→ **やること**
下の一覧から、「dash」という文字列を含む行をすべて集めてもらえますか？
#### データ一覧 ####
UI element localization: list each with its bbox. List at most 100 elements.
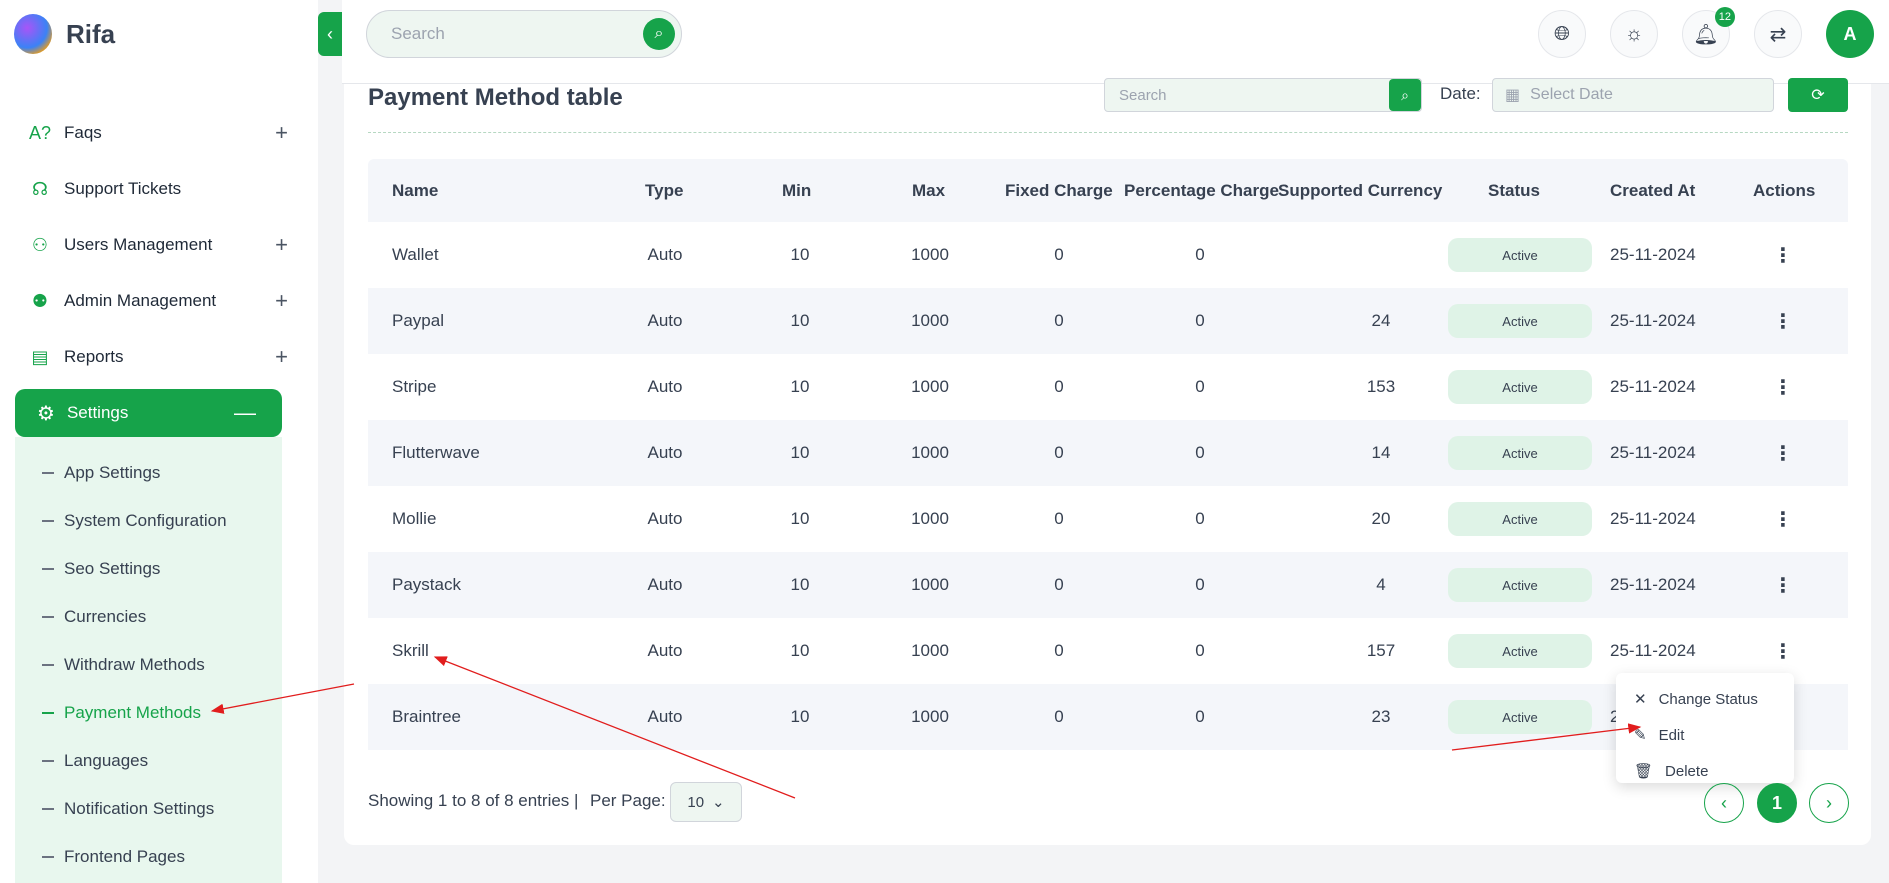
dash-icon [42, 712, 54, 714]
translate-icon[interactable]: ⇄ [1754, 10, 1802, 58]
sidebar-item-faqs[interactable]: A? Faqs + [28, 113, 288, 153]
chevron-left-icon: ‹ [327, 23, 333, 44]
minus-icon[interactable]: — [234, 400, 256, 426]
row-actions-menu: ✕ Change Status ✎ Edit 🗑︎ Delete [1616, 673, 1794, 783]
search-input[interactable]: Search ⌕ [366, 10, 682, 58]
pagination-prev[interactable]: ‹ [1704, 783, 1744, 823]
more-actions-icon[interactable]: ⋮ [1773, 573, 1793, 598]
column-header[interactable]: Created At [1610, 181, 1695, 201]
submenu-item-frontend-pages[interactable]: Frontend Pages [42, 847, 185, 867]
more-actions-icon[interactable]: ⋮ [1773, 243, 1793, 268]
brand[interactable]: Rifa [14, 14, 115, 54]
more-actions-icon[interactable]: ⋮ [1773, 441, 1793, 466]
submenu-label: System Configuration [64, 511, 227, 530]
settings-submenu: App Settings System Configuration Seo Se… [15, 437, 282, 883]
column-header[interactable]: Min [782, 181, 811, 201]
table-row: Mollie Auto 10 1000 0 0 20 Active 25-11-2024 ⋮ [368, 486, 1848, 552]
search-placeholder: Search [391, 24, 445, 43]
dash-icon [42, 520, 54, 522]
brand-logo [14, 14, 52, 54]
cell-name: Skrill [392, 641, 429, 660]
column-header[interactable]: Name [392, 181, 438, 201]
refresh-icon: ⟳ [1811, 87, 1825, 104]
sidebar-item-settings[interactable]: ⚙ Settings — [15, 389, 282, 437]
delete-menu-item[interactable]: 🗑︎ Delete [1616, 753, 1794, 789]
more-actions-icon[interactable]: ⋮ [1773, 375, 1793, 400]
column-header[interactable]: Status [1488, 181, 1540, 201]
per-page-select[interactable]: 10 ⌄ [670, 782, 742, 822]
column-header[interactable]: Supported Currency [1278, 181, 1442, 201]
sidebar-item-support-tickets[interactable]: ☊ Support Tickets [28, 169, 288, 209]
sun-icon[interactable]: ☼ [1610, 10, 1658, 58]
submenu-item-notification-settings[interactable]: Notification Settings [42, 799, 214, 819]
status-badge: Active [1448, 370, 1592, 404]
column-header[interactable]: Fixed Charge [1005, 181, 1113, 201]
submenu-item-languages[interactable]: Languages [42, 751, 148, 771]
date-picker[interactable]: ▦ Select Date [1492, 78, 1774, 112]
cell-status: Active [1448, 370, 1592, 404]
column-header[interactable]: Max [912, 181, 945, 201]
dash-icon [42, 856, 54, 858]
status-badge: Active [1448, 700, 1592, 734]
sidebar-item-users-management[interactable]: ⚇ Users Management + [28, 225, 288, 265]
edit-menu-item[interactable]: ✎ Edit [1616, 717, 1794, 753]
entries-info: Showing 1 to 8 of 8 entries | [368, 791, 579, 810]
trash-icon: 🗑︎ [1634, 763, 1654, 780]
submenu-label: Frontend Pages [64, 847, 185, 866]
more-actions-icon[interactable]: ⋮ [1773, 507, 1793, 532]
submenu-item-system-configuration[interactable]: System Configuration [42, 511, 227, 531]
status-badge: Active [1448, 634, 1592, 668]
submenu-label: Withdraw Methods [64, 655, 205, 674]
more-actions-icon[interactable]: ⋮ [1773, 639, 1793, 664]
gear-icon: ⚙ [37, 402, 55, 425]
column-header[interactable]: Type [645, 181, 683, 201]
refresh-button[interactable]: ⟳ [1788, 78, 1848, 112]
submenu-item-payment-methods[interactable]: Payment Methods [42, 703, 201, 723]
plus-icon[interactable]: + [275, 120, 288, 146]
chevron-left-icon: ‹ [1721, 792, 1727, 813]
table-row: Paystack Auto 10 1000 0 0 4 Active 25-11-2024 ⋮ [368, 552, 1848, 618]
pagination-next[interactable]: › [1809, 783, 1849, 823]
submenu-item-currencies[interactable]: Currencies [42, 607, 146, 627]
cell-name: Braintree [392, 707, 461, 726]
plus-icon[interactable]: + [275, 232, 288, 258]
submenu-item-withdraw-methods[interactable]: Withdraw Methods [42, 655, 205, 675]
sidebar-item-admin-management[interactable]: ⚉ Admin Management + [28, 281, 288, 321]
avatar[interactable]: A [1826, 10, 1874, 58]
sidebar-collapse-button[interactable]: ‹ [318, 12, 342, 56]
sidebar-item-label: Admin Management [64, 291, 217, 310]
pagination-page[interactable]: 1 [1757, 783, 1797, 823]
submenu-label: Seo Settings [64, 559, 161, 578]
search-icon[interactable]: ⌕ [643, 18, 675, 50]
users-icon: ⚇ [31, 234, 49, 255]
dash-icon [42, 472, 54, 474]
topbar: Search ⌕ 🌐︎ ☼ 🔔︎ 12 ⇄ [342, 0, 1889, 84]
cell-created-at: 25-11-2024 [1610, 509, 1696, 528]
sidebar: Rifa A? Faqs + ☊ Support Tickets ⚇ Users… [0, 0, 318, 883]
more-actions-icon[interactable]: ⋮ [1773, 309, 1793, 334]
pencil-icon: ✎ [1634, 727, 1647, 744]
submenu-item-seo-settings[interactable]: Seo Settings [42, 559, 160, 579]
sidebar-item-reports[interactable]: ▤ Reports + [28, 337, 288, 377]
dash-icon [42, 568, 54, 570]
table-row: Flutterwave Auto 10 1000 0 0 14 Active 25-11-202… [368, 420, 1848, 486]
status-badge: Active [1448, 502, 1592, 536]
date-placeholder: Select Date [1530, 86, 1613, 103]
plus-icon[interactable]: + [275, 288, 288, 314]
status-badge: Active [1448, 304, 1592, 338]
table-header: Name Type Min Max Fixed Charge Percentag… [368, 159, 1848, 222]
column-header[interactable]: Percentage Charge [1124, 181, 1279, 201]
cell-name: Stripe [392, 377, 437, 396]
plus-icon[interactable]: + [275, 344, 288, 370]
cell-created-at: 25-11-2024 [1610, 575, 1696, 594]
search-placeholder: Search [1119, 86, 1167, 104]
submenu-item-app-settings[interactable]: App Settings [42, 463, 160, 483]
search-icon[interactable]: ⌕ [1389, 79, 1421, 111]
cell-created-at: 25-11-2024 [1610, 641, 1696, 660]
brand-name: Rifa [66, 18, 116, 49]
table-search-input[interactable]: Search ⌕ [1104, 78, 1422, 112]
bell-icon[interactable]: 🔔︎ 12 [1682, 7, 1735, 58]
sidebar-item-label: Users Management [64, 235, 213, 254]
globe-icon[interactable]: 🌐︎ [1538, 10, 1586, 58]
change-status-menu-item[interactable]: ✕ Change Status [1616, 681, 1794, 717]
####
→ **解答**
dash-icon [42, 712, 54, 714]
dash-icon [42, 520, 54, 522]
dash-icon [42, 856, 54, 858]
dash-icon [42, 472, 54, 474]
dash-icon [42, 568, 54, 570]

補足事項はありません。